Task requirements: Reproduce this listing in full.
## Begin Supplied records
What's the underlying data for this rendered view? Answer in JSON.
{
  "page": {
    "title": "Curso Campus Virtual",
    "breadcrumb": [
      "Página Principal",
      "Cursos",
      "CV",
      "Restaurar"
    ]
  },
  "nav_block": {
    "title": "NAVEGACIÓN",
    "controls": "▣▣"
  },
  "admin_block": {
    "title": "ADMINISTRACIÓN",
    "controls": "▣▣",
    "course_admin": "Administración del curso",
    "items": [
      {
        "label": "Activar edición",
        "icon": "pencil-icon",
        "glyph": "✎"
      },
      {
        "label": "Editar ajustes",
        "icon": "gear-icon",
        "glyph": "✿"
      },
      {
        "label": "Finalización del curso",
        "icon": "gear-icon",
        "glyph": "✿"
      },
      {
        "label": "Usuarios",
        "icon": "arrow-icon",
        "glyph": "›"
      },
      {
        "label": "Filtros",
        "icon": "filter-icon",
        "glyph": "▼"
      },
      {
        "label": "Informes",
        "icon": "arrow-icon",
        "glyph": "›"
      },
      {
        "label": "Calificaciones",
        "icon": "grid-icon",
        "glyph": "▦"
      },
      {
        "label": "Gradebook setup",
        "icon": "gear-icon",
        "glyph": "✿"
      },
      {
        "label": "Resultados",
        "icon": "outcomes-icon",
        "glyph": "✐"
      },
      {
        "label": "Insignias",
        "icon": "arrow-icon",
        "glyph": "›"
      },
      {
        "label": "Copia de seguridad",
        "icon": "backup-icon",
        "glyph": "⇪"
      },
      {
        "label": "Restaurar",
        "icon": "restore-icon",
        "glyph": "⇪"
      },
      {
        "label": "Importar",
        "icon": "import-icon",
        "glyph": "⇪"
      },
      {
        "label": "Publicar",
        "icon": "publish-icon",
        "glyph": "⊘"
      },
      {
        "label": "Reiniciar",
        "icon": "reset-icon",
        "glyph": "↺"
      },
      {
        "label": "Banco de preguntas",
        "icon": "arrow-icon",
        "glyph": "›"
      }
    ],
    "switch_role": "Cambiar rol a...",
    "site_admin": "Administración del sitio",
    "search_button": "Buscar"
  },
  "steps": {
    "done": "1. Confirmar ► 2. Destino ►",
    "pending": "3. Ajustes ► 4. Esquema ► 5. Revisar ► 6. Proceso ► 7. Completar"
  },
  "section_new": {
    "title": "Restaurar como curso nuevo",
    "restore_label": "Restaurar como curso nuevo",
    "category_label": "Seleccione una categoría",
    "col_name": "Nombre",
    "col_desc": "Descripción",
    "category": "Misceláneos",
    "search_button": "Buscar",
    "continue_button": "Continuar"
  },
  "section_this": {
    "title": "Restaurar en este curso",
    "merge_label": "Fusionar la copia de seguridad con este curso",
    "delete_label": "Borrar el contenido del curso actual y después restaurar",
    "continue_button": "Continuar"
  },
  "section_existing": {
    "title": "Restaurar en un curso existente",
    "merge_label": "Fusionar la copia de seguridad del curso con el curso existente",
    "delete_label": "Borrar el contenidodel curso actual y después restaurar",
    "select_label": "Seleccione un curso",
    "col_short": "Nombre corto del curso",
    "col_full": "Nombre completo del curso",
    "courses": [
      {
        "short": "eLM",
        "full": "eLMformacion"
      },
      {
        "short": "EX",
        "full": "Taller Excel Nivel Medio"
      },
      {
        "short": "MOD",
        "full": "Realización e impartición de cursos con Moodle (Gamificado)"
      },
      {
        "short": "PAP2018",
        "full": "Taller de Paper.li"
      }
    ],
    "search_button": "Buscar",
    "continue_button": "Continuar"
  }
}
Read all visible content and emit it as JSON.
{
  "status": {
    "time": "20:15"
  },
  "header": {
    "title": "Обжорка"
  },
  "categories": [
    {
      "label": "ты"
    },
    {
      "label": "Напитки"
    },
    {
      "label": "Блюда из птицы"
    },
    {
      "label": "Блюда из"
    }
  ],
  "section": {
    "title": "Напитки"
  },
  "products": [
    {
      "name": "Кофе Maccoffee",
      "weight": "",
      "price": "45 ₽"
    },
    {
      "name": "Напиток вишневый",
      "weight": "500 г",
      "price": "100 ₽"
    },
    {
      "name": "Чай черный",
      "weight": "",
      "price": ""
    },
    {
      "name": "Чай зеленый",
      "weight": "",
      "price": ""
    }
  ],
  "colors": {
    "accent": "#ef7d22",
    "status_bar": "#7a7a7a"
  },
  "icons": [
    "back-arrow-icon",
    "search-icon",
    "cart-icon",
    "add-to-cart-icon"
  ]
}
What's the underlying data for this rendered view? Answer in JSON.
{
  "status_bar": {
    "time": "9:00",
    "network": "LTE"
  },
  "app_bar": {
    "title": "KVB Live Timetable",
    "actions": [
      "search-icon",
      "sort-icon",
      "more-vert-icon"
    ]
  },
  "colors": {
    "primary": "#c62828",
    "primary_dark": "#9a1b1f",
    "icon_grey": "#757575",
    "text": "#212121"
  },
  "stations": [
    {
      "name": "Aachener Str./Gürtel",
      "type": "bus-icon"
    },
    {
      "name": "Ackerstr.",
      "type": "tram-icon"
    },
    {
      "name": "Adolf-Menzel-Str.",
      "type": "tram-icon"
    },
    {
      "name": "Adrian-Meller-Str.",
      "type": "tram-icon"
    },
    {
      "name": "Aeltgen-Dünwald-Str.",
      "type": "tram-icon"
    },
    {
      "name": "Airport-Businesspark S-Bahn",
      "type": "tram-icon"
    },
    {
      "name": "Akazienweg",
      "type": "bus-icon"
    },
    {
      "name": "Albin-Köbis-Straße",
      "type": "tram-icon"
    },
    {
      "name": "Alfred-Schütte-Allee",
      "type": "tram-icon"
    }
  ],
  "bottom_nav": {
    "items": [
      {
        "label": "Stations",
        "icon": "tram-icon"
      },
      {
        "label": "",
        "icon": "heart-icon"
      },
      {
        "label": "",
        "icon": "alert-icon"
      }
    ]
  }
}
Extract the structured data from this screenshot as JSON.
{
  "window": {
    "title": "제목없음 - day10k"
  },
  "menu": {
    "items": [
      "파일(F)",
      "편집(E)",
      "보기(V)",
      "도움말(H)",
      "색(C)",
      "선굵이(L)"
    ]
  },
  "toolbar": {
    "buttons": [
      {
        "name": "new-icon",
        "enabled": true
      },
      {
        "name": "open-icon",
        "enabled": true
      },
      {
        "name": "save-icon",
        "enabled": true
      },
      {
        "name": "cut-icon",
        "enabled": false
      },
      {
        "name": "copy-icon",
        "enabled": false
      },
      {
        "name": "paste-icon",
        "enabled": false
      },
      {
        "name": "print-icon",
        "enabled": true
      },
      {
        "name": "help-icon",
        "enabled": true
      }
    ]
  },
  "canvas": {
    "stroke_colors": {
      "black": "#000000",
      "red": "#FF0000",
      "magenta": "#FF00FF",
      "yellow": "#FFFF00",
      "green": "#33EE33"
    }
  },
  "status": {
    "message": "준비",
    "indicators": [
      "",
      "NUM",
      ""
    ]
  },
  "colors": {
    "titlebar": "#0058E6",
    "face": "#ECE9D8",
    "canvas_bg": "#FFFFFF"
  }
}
## End Supplied records
Written solution:
What's the underlying data for this rendered view? Answer in JSON.
{
  "page": {
    "title": "Curso Campus Virtual",
    "breadcrumb": [
      "Página Principal",
      "Cursos",
      "CV",
      "Restaurar"
    ]
  },
  "nav_block": {
    "title": "NAVEGACIÓN",
    "controls": "▣▣"
  },
  "admin_block": {
    "title": "ADMINISTRACIÓN",
    "controls": "▣▣",
    "course_admin": "Administración del curso",
    "items": [
      {
        "label": "Activar edición",
        "icon": "pencil-icon",
        "glyph": "✎"
      },
      {
        "label": "Editar ajustes",
        "icon": "gear-icon",
        "glyph": "✿"
      },
      {
        "label": "Finalización del curso",
        "icon": "gear-icon",
        "glyph": "✿"
      },
      {
        "label": "Usuarios",
        "icon": "arrow-icon",
        "glyph": "›"
      },
      {
        "label": "Filtros",
        "icon": "filter-icon",
        "glyph": "▼"
      },
      {
        "label": "Informes",
        "icon": "arrow-icon",
        "glyph": "›"
      },
      {
        "label": "Calificaciones",
        "icon": "grid-icon",
        "glyph": "▦"
      },
      {
        "label": "Gradebook setup",
        "icon": "gear-icon",
        "glyph": "✿"
      },
      {
        "label": "Resultados",
        "icon": "outcomes-icon",
        "glyph": "✐"
      },
      {
        "label": "Insignias",
        "icon": "arrow-icon",
        "glyph": "›"
      },
      {
        "label": "Copia de seguridad",
        "icon": "backup-icon",
        "glyph": "⇪"
      },
      {
        "label": "Restaurar",
        "icon": "restore-icon",
        "glyph": "⇪"
      },
      {
        "label": "Importar",
        "icon": "import-icon",
        "glyph": "⇪"
      },
      {
        "label": "Publicar",
        "icon": "publish-icon",
        "glyph": "⊘"
      },
      {
        "label": "Reiniciar",
        "icon": "reset-icon",
        "glyph": "↺"
      },
      {
        "label": "Banco de preguntas",
        "icon": "arrow-icon",
        "glyph": "›"
      }
    ],
    "switch_role": "Cambiar rol a...",
    "site_admin": "Administración del sitio",
    "search_button": "Buscar"
  },
  "steps": {
    "done": "1. Confirmar ► 2. Destino ►",
    "pending": "3. Ajustes ► 4. Esquema ► 5. Revisar ► 6. Proceso ► 7. Completar"
  },
  "section_new": {
    "title": "Restaurar como curso nuevo",
    "restore_label": "Restaurar como curso nuevo",
    "category_label": "Seleccione una categoría",
    "col_name": "Nombre",
    "col_desc": "Descripción",
    "category": "Misceláneos",
    "search_button": "Buscar",
    "continue_button": "Continuar"
  },
  "section_this": {
    "title": "Restaurar en este curso",
    "merge_label": "Fusionar la copia de seguridad con este curso",
    "delete_label": "Borrar el contenido del curso actual y después restaurar",
    "continue_button": "Continuar"
  },
  "section_existing": {
    "title": "Restaurar en un curso existente",
    "merge_label": "Fusionar la copia de seguridad del curso con el curso existente",
    "delete_label": "Borrar el contenidodel curso actual y después restaurar",
    "select_label": "Seleccione un curso",
    "col_short": "Nombre corto del curso",
    "col_full": "Nombre completo del curso",
    "courses": [
      {
        "short": "eLM",
        "full": "eLMformacion"
      },
      {
        "short": "EX",
        "full": "Taller Excel Nivel Medio"
      },
      {
        "short": "MOD",
        "full": "Realización e impartición de cursos con Moodle (Gamificado)"
      },
      {
        "short": "PAP2018",
        "full": "Taller de Paper.li"
      }
    ],
    "search_button": "Buscar",
    "continue_button": "Continuar"
  }
}
Read all visible content and emit it as JSON.
{
  "status": {
    "time": "20:15"
  },
  "header": {
    "title": "Обжорка"
  },
  "categories": [
    {
      "label": "ты"
    },
    {
      "label": "Напитки"
    },
    {
      "label": "Блюда из птицы"
    },
    {
      "label": "Блюда из"
    }
  ],
  "section": {
    "title": "Напитки"
  },
  "products": [
    {
      "name": "Кофе Maccoffee",
      "weight": "",
      "price": "45 ₽"
    },
    {
      "name": "Напиток вишневый",
      "weight": "500 г",
      "price": "100 ₽"
    },
    {
      "name": "Чай черный",
      "weight": "",
      "price": ""
    },
    {
      "name": "Чай зеленый",
      "weight": "",
      "price": ""
    }
  ],
  "colors": {
    "accent": "#ef7d22",
    "status_bar": "#7a7a7a"
  },
  "icons": [
    "back-arrow-icon",
    "search-icon",
    "cart-icon",
    "add-to-cart-icon"
  ]
}
What's the underlying data for this rendered view? Answer in JSON.
{
  "status_bar": {
    "time": "9:00",
    "network": "LTE"
  },
  "app_bar": {
    "title": "KVB Live Timetable",
    "actions": [
      "search-icon",
      "sort-icon",
      "more-vert-icon"
    ]
  },
  "colors": {
    "primary": "#c62828",
    "primary_dark": "#9a1b1f",
    "icon_grey": "#757575",
    "text": "#212121"
  },
  "stations": [
    {
      "name": "Aachener Str./Gürtel",
      "type": "bus-icon"
    },
    {
      "name": "Ackerstr.",
      "type": "tram-icon"
    },
    {
      "name": "Adolf-Menzel-Str.",
      "type": "tram-icon"
    },
    {
      "name": "Adrian-Meller-Str.",
      "type": "tram-icon"
    },
    {
      "name": "Aeltgen-Dünwald-Str.",
      "type": "tram-icon"
    },
    {
      "name": "Airport-Businesspark S-Bahn",
      "type": "tram-icon"
    },
    {
      "name": "Akazienweg",
      "type": "bus-icon"
    },
    {
      "name": "Albin-Köbis-Straße",
      "type": "tram-icon"
    },
    {
      "name": "Alfred-Schütte-Allee",
      "type": "tram-icon"
    }
  ],
  "bottom_nav": {
    "items": [
      {
        "label": "Stations",
        "icon": "tram-icon"
      },
      {
        "label": "",
        "icon": "heart-icon"
      },
      {
        "label": "",
        "icon": "alert-icon"
      }
    ]
  }
}
Extract the structured data from this screenshot as JSON.
{
  "window": {
    "title": "제목없음 - day10k"
  },
  "menu": {
    "items": [
      "파일(F)",
      "편집(E)",
      "보기(V)",
      "도움말(H)",
      "색(C)",
      "선굵이(L)"
    ]
  },
  "toolbar": {
    "buttons": [
      {
        "name": "new-icon",
        "enabled": true
      },
      {
        "name": "open-icon",
        "enabled": true
      },
      {
        "name": "save-icon",
        "enabled": true
      },
      {
        "name": "cut-icon",
        "enabled": false
      },
      {
        "name": "copy-icon",
        "enabled": false
      },
      {
        "name": "paste-icon",
        "enabled": false
      },
      {
        "name": "print-icon",
        "enabled": true
      },
      {
        "name": "help-icon",
        "enabled": true
      }
    ]
  },
  "canvas": {
    "stroke_colors": {
      "black": "#000000",
      "red": "#FF0000",
      "magenta": "#FF00FF",
      "yellow": "#FFFF00",
      "green": "#33EE33"
    }
  },
  "status": {
    "message": "준비",
    "indicators": [
      "",
      "NUM",
      ""
    ]
  },
  "colors": {
    "titlebar": "#0058E6",
    "face": "#ECE9D8",
    "canvas_bg": "#FFFFFF"
  }
}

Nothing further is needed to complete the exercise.